**Your task**
Reproduce every record below exactly as written, leaving out any pictures.
** BEGIN Data shown **
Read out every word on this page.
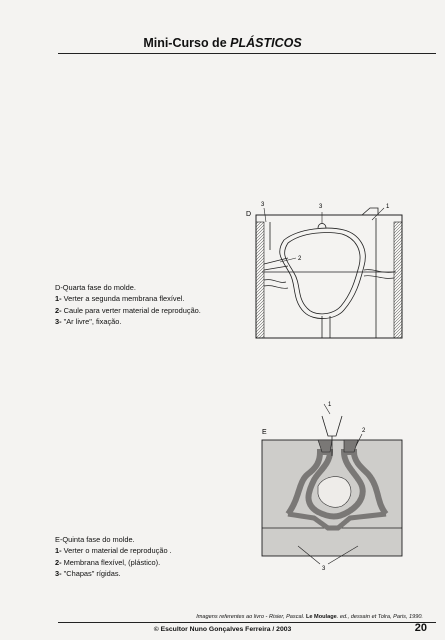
Mini-Curso de PLÁSTICOS
D
3	3	1
2
D-Quarta fase do molde.
1- Verter a segunda membrana flexível.
2- Caule para verter material de reprodução.
3- "Ar livre", fixação.
E
1
2
3
E-Quinta fase do molde.
1- Verter o material de reprodução .
2- Membrana flexível, (plástico).
3- "Chapas" rígidas.
Imagens referentes ao livro - Risier, Pascal. Le Moulage. ed., dessain et Tolra, Paris, 1990.
© Escultor Nuno Gonçalves Ferreira / 2003	20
** END Data shown **
**Solved exercise**
Read out every word on this page.
Mini-Curso de PLÁSTICOS
D
3	3	1
2
D-Quarta fase do molde.
1- Verter a segunda membrana flexível.
2- Caule para verter material de reprodução.
3- "Ar livre", fixação.
E
1
2
3
E-Quinta fase do molde.
1- Verter o material de reprodução .
2- Membrana flexível, (plástico).
3- "Chapas" rígidas.
Imagens referentes ao livro - Risier, Pascal. Le Moulage. ed., dessain et Tolra, Paris, 1990.
© Escultor Nuno Gonçalves Ferreira / 2003	20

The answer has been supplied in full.